** start **

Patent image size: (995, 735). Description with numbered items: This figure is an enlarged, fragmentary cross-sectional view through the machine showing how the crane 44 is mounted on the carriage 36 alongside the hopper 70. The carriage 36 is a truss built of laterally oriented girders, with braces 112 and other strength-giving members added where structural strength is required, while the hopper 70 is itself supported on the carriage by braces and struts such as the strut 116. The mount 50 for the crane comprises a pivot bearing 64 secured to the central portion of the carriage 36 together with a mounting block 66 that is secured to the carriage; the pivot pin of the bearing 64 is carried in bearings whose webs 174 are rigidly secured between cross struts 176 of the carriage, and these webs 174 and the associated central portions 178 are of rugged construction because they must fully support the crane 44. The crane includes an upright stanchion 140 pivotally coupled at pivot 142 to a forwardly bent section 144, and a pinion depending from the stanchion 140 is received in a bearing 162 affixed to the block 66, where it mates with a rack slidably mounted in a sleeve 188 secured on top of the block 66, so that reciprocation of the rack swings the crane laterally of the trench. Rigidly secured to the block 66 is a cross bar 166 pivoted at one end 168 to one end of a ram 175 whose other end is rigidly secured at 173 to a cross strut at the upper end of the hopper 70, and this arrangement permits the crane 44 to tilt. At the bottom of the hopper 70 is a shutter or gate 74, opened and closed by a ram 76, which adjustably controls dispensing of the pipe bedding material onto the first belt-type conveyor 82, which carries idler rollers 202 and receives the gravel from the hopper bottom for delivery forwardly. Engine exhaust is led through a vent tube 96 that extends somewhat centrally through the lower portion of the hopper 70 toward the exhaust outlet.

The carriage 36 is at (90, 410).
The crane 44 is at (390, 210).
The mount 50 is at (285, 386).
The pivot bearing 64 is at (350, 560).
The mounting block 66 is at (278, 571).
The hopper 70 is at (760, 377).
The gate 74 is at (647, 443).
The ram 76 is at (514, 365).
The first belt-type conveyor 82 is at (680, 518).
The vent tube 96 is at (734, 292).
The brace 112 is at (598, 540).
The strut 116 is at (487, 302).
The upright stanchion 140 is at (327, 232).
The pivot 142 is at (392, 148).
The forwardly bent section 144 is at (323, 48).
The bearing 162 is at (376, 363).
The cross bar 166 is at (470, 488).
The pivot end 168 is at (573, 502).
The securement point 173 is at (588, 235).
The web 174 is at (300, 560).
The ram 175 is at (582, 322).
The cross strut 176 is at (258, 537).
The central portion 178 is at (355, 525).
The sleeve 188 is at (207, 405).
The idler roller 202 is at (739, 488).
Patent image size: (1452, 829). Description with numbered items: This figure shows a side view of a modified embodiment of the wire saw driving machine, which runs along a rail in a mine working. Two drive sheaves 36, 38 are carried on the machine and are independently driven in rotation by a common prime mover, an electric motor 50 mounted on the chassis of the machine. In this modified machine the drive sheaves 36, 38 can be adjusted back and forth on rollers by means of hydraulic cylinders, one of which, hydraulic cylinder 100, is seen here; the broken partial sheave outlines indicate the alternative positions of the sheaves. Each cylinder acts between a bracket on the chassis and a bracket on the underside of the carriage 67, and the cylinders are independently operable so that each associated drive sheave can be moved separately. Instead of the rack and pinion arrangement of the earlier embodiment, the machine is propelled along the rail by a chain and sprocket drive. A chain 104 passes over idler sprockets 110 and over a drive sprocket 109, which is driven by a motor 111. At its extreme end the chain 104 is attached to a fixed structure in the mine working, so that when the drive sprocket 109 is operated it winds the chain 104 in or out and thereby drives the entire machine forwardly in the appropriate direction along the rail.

** end **

▸ **Directions for this task**:
Please output every line of the items above, unchanged and in the same order.

▸ **Exercise answer**:
Patent image size: (995, 735). Description with numbered items: This figure is an enlarged, fragmentary cross-sectional view through the machine showing how the crane 44 is mounted on the carriage 36 alongside the hopper 70. The carriage 36 is a truss built of laterally oriented girders, with braces 112 and other strength-giving members added where structural strength is required, while the hopper 70 is itself supported on the carriage by braces and struts such as the strut 116. The mount 50 for the crane comprises a pivot bearing 64 secured to the central portion of the carriage 36 together with a mounting block 66 that is secured to the carriage; the pivot pin of the bearing 64 is carried in bearings whose webs 174 are rigidly secured between cross struts 176 of the carriage, and these webs 174 and the associated central portions 178 are of rugged construction because they must fully support the crane 44. The crane includes an upright stanchion 140 pivotally coupled at pivot 142 to a forwardly bent section 144, and a pinion depending from the stanchion 140 is received in a bearing 162 affixed to the block 66, where it mates with a rack slidably mounted in a sleeve 188 secured on top of the block 66, so that reciprocation of the rack swings the crane laterally of the trench. Rigidly secured to the block 66 is a cross bar 166 pivoted at one end 168 to one end of a ram 175 whose other end is rigidly secured at 173 to a cross strut at the upper end of the hopper 70, and this arrangement permits the crane 44 to tilt. At the bottom of the hopper 70 is a shutter or gate 74, opened and closed by a ram 76, which adjustably controls dispensing of the pipe bedding material onto the first belt-type conveyor 82, which carries idler rollers 202 and receives the gravel from the hopper bottom for delivery forwardly. Engine exhaust is led through a vent tube 96 that extends somewhat centrally through the lower portion of the hopper 70 toward the exhaust outlet.

The carriage 36 is at (90, 410).
The crane 44 is at (390, 210).
The mount 50 is at (285, 386).
The pivot bearing 64 is at (350, 560).
The mounting block 66 is at (278, 571).
The hopper 70 is at (760, 377).
The gate 74 is at (647, 443).
The ram 76 is at (514, 365).
The first belt-type conveyor 82 is at (680, 518).
The vent tube 96 is at (734, 292).
The brace 112 is at (598, 540).
The strut 116 is at (487, 302).
The upright stanchion 140 is at (327, 232).
The pivot 142 is at (392, 148).
The forwardly bent section 144 is at (323, 48).
The bearing 162 is at (376, 363).
The cross bar 166 is at (470, 488).
The pivot end 168 is at (573, 502).
The securement point 173 is at (588, 235).
The web 174 is at (300, 560).
The ram 175 is at (582, 322).
The cross strut 176 is at (258, 537).
The central portion 178 is at (355, 525).
The sleeve 188 is at (207, 405).
The idler roller 202 is at (739, 488).
Patent image size: (1452, 829). Description with numbered items: This figure shows a side view of a modified embodiment of the wire saw driving machine, which runs along a rail in a mine working. Two drive sheaves 36, 38 are carried on the machine and are independently driven in rotation by a common prime mover, an electric motor 50 mounted on the chassis of the machine. In this modified machine the drive sheaves 36, 38 can be adjusted back and forth on rollers by means of hydraulic cylinders, one of which, hydraulic cylinder 100, is seen here; the broken partial sheave outlines indicate the alternative positions of the sheaves. Each cylinder acts between a bracket on the chassis and a bracket on the underside of the carriage 67, and the cylinders are independently operable so that each associated drive sheave can be moved separately. Instead of the rack and pinion arrangement of the earlier embodiment, the machine is propelled along the rail by a chain and sprocket drive. A chain 104 passes over idler sprockets 110 and over a drive sprocket 109, which is driven by a motor 111. At its extreme end the chain 104 is attached to a fixed structure in the mine working, so that when the drive sprocket 109 is operated it winds the chain 104 in or out and thereby drives the entire machine forwardly in the appropriate direction along the rail.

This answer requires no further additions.